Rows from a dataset
........
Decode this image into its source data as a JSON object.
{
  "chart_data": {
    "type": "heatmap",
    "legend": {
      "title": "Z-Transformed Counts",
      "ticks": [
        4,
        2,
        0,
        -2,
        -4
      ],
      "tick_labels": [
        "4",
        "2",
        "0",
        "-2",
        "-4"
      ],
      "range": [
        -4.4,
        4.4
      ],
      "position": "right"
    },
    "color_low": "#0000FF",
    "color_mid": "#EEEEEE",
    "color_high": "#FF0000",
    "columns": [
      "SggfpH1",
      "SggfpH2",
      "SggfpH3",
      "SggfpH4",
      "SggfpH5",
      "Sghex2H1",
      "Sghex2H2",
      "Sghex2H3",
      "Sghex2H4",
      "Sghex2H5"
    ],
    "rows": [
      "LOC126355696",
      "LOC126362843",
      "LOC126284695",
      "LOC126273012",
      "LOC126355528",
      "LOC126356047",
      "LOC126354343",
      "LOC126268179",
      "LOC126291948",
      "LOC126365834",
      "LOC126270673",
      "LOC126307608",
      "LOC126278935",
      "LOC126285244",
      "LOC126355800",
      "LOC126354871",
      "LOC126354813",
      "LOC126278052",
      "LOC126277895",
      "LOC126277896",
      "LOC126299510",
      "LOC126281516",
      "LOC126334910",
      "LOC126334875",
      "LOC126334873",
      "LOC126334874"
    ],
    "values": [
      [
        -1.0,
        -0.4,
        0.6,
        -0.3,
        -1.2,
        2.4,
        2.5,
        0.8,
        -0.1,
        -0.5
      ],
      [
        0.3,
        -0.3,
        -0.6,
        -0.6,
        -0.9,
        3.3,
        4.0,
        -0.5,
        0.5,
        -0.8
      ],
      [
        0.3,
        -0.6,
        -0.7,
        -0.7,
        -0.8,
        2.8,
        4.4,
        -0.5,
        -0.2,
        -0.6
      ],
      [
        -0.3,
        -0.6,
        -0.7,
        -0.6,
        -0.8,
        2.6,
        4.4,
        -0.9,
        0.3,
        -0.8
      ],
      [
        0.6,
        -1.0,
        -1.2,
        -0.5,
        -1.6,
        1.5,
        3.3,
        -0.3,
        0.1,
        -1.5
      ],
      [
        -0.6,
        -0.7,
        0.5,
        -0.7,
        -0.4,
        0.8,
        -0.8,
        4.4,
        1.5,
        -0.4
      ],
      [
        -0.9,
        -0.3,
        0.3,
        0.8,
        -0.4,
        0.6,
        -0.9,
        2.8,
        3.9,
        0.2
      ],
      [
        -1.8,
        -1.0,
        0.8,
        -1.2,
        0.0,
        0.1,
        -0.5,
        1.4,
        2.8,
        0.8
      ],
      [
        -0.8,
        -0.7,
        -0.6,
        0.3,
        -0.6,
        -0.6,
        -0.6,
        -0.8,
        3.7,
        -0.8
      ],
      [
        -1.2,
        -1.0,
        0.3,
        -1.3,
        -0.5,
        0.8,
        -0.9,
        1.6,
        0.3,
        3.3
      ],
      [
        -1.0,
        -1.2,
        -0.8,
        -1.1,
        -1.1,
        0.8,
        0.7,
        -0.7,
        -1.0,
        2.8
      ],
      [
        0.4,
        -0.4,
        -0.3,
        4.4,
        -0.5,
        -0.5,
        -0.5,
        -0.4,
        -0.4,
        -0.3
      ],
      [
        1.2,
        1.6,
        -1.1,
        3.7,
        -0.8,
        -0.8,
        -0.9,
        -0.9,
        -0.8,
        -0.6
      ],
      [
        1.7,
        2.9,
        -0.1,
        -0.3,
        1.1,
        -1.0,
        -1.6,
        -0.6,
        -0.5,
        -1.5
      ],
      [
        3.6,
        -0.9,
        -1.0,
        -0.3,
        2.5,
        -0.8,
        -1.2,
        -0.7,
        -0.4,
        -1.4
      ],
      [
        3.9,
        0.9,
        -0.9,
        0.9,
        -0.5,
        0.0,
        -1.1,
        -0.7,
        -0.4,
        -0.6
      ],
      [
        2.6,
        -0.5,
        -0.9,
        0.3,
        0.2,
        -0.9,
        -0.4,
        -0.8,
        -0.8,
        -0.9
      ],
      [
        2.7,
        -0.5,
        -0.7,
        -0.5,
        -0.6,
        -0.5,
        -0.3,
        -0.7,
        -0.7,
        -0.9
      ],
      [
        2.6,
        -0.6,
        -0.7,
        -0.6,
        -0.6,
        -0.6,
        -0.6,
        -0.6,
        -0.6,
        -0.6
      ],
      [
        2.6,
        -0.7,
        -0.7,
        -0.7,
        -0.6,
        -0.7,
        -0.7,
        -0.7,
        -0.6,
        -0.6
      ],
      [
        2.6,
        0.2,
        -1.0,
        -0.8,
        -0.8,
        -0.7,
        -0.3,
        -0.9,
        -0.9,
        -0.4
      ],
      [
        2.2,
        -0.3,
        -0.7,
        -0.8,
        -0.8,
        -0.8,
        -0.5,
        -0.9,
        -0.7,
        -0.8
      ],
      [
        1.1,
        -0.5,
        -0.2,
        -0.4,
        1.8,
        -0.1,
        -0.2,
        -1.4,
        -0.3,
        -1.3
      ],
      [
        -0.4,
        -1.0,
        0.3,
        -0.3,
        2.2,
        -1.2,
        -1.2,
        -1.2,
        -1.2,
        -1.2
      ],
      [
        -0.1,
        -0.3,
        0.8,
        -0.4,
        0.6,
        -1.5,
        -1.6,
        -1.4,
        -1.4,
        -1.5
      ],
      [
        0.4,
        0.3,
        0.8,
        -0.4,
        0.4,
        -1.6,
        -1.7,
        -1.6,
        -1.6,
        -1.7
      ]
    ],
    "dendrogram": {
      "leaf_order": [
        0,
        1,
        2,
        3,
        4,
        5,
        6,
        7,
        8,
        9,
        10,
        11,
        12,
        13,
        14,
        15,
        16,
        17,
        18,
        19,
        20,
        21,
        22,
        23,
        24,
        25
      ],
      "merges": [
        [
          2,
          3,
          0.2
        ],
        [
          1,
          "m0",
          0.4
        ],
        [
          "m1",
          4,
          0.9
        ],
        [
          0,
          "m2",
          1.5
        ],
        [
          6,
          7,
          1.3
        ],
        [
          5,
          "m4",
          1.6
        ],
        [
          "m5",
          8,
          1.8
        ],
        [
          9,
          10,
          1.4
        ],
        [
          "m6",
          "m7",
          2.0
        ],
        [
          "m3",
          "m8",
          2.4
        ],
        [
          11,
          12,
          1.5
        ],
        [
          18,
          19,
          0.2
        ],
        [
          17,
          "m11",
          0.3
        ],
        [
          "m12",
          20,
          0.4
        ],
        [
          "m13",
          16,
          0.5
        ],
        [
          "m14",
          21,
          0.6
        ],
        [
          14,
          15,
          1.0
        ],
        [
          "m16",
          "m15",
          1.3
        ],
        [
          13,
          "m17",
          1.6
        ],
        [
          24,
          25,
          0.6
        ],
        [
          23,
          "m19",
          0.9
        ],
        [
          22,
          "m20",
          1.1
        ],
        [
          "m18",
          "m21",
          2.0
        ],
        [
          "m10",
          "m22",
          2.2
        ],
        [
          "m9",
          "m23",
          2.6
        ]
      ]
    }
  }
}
........
Every entry should be output exactly as written, please.

Decode this image into its source data as a JSON object.
{
  "chart_data": {
    "type": "heatmap",
    "legend": {
      "title": "Z-Transformed Counts",
      "ticks": [
        4,
        2,
        0,
        -2,
        -4
      ],
      "tick_labels": [
        "4",
        "2",
        "0",
        "-2",
        "-4"
      ],
      "range": [
        -4.4,
        4.4
      ],
      "position": "right"
    },
    "color_low": "#0000FF",
    "color_mid": "#EEEEEE",
    "color_high": "#FF0000",
    "columns": [
      "SggfpH1",
      "SggfpH2",
      "SggfpH3",
      "SggfpH4",
      "SggfpH5",
      "Sghex2H1",
      "Sghex2H2",
      "Sghex2H3",
      "Sghex2H4",
      "Sghex2H5"
    ],
    "rows": [
      "LOC126355696",
      "LOC126362843",
      "LOC126284695",
      "LOC126273012",
      "LOC126355528",
      "LOC126356047",
      "LOC126354343",
      "LOC126268179",
      "LOC126291948",
      "LOC126365834",
      "LOC126270673",
      "LOC126307608",
      "LOC126278935",
      "LOC126285244",
      "LOC126355800",
      "LOC126354871",
      "LOC126354813",
      "LOC126278052",
      "LOC126277895",
      "LOC126277896",
      "LOC126299510",
      "LOC126281516",
      "LOC126334910",
      "LOC126334875",
      "LOC126334873",
      "LOC126334874"
    ],
    "values": [
      [
        -1.0,
        -0.4,
        0.6,
        -0.3,
        -1.2,
        2.4,
        2.5,
        0.8,
        -0.1,
        -0.5
      ],
      [
        0.3,
        -0.3,
        -0.6,
        -0.6,
        -0.9,
        3.3,
        4.0,
        -0.5,
        0.5,
        -0.8
      ],
      [
        0.3,
        -0.6,
        -0.7,
        -0.7,
        -0.8,
        2.8,
        4.4,
        -0.5,
        -0.2,
        -0.6
      ],
      [
        -0.3,
        -0.6,
        -0.7,
        -0.6,
        -0.8,
        2.6,
        4.4,
        -0.9,
        0.3,
        -0.8
      ],
      [
        0.6,
        -1.0,
        -1.2,
        -0.5,
        -1.6,
        1.5,
        3.3,
        -0.3,
        0.1,
        -1.5
      ],
      [
        -0.6,
        -0.7,
        0.5,
        -0.7,
        -0.4,
        0.8,
        -0.8,
        4.4,
        1.5,
        -0.4
      ],
      [
        -0.9,
        -0.3,
        0.3,
        0.8,
        -0.4,
        0.6,
        -0.9,
        2.8,
        3.9,
        0.2
      ],
      [
        -1.8,
        -1.0,
        0.8,
        -1.2,
        0.0,
        0.1,
        -0.5,
        1.4,
        2.8,
        0.8
      ],
      [
        -0.8,
        -0.7,
        -0.6,
        0.3,
        -0.6,
        -0.6,
        -0.6,
        -0.8,
        3.7,
        -0.8
      ],
      [
        -1.2,
        -1.0,
        0.3,
        -1.3,
        -0.5,
        0.8,
        -0.9,
        1.6,
        0.3,
        3.3
      ],
      [
        -1.0,
        -1.2,
        -0.8,
        -1.1,
        -1.1,
        0.8,
        0.7,
        -0.7,
        -1.0,
        2.8
      ],
      [
        0.4,
        -0.4,
        -0.3,
        4.4,
        -0.5,
        -0.5,
        -0.5,
        -0.4,
        -0.4,
        -0.3
      ],
      [
        1.2,
        1.6,
        -1.1,
        3.7,
        -0.8,
        -0.8,
        -0.9,
        -0.9,
        -0.8,
        -0.6
      ],
      [
        1.7,
        2.9,
        -0.1,
        -0.3,
        1.1,
        -1.0,
        -1.6,
        -0.6,
        -0.5,
        -1.5
      ],
      [
        3.6,
        -0.9,
        -1.0,
        -0.3,
        2.5,
        -0.8,
        -1.2,
        -0.7,
        -0.4,
        -1.4
      ],
      [
        3.9,
        0.9,
        -0.9,
        0.9,
        -0.5,
        0.0,
        -1.1,
        -0.7,
        -0.4,
        -0.6
      ],
      [
        2.6,
        -0.5,
        -0.9,
        0.3,
        0.2,
        -0.9,
        -0.4,
        -0.8,
        -0.8,
        -0.9
      ],
      [
        2.7,
        -0.5,
        -0.7,
        -0.5,
        -0.6,
        -0.5,
        -0.3,
        -0.7,
        -0.7,
        -0.9
      ],
      [
        2.6,
        -0.6,
        -0.7,
        -0.6,
        -0.6,
        -0.6,
        -0.6,
        -0.6,
        -0.6,
        -0.6
      ],
      [
        2.6,
        -0.7,
        -0.7,
        -0.7,
        -0.6,
        -0.7,
        -0.7,
        -0.7,
        -0.6,
        -0.6
      ],
      [
        2.6,
        0.2,
        -1.0,
        -0.8,
        -0.8,
        -0.7,
        -0.3,
        -0.9,
        -0.9,
        -0.4
      ],
      [
        2.2,
        -0.3,
        -0.7,
        -0.8,
        -0.8,
        -0.8,
        -0.5,
        -0.9,
        -0.7,
        -0.8
      ],
      [
        1.1,
        -0.5,
        -0.2,
        -0.4,
        1.8,
        -0.1,
        -0.2,
        -1.4,
        -0.3,
        -1.3
      ],
      [
        -0.4,
        -1.0,
        0.3,
        -0.3,
        2.2,
        -1.2,
        -1.2,
        -1.2,
        -1.2,
        -1.2
      ],
      [
        -0.1,
        -0.3,
        0.8,
        -0.4,
        0.6,
        -1.5,
        -1.6,
        -1.4,
        -1.4,
        -1.5
      ],
      [
        0.4,
        0.3,
        0.8,
        -0.4,
        0.4,
        -1.6,
        -1.7,
        -1.6,
        -1.6,
        -1.7
      ]
    ],
    "dendrogram": {
      "leaf_order": [
        0,
        1,
        2,
        3,
        4,
        5,
        6,
        7,
        8,
        9,
        10,
        11,
        12,
        13,
        14,
        15,
        16,
        17,
        18,
        19,
        20,
        21,
        22,
        23,
        24,
        25
      ],
      "merges": [
        [
          2,
          3,
          0.2
        ],
        [
          1,
          "m0",
          0.4
        ],
        [
          "m1",
          4,
          0.9
        ],
        [
          0,
          "m2",
          1.5
        ],
        [
          6,
          7,
          1.3
        ],
        [
          5,
          "m4",
          1.6
        ],
        [
          "m5",
          8,
          1.8
        ],
        [
          9,
          10,
          1.4
        ],
        [
          "m6",
          "m7",
          2.0
        ],
        [
          "m3",
          "m8",
          2.4
        ],
        [
          11,
          12,
          1.5
        ],
        [
          18,
          19,
          0.2
        ],
        [
          17,
          "m11",
          0.3
        ],
        [
          "m12",
          20,
          0.4
        ],
        [
          "m13",
          16,
          0.5
        ],
        [
          "m14",
          21,
          0.6
        ],
        [
          14,
          15,
          1.0
        ],
        [
          "m16",
          "m15",
          1.3
        ],
        [
          13,
          "m17",
          1.6
        ],
        [
          24,
          25,
          0.6
        ],
        [
          23,
          "m19",
          0.9
        ],
        [
          22,
          "m20",
          1.1
        ],
        [
          "m18",
          "m21",
          2.0
        ],
        [
          "m10",
          "m22",
          2.2
        ],
        [
          "m9",
          "m23",
          2.6
        ]
      ]
    }
  }
}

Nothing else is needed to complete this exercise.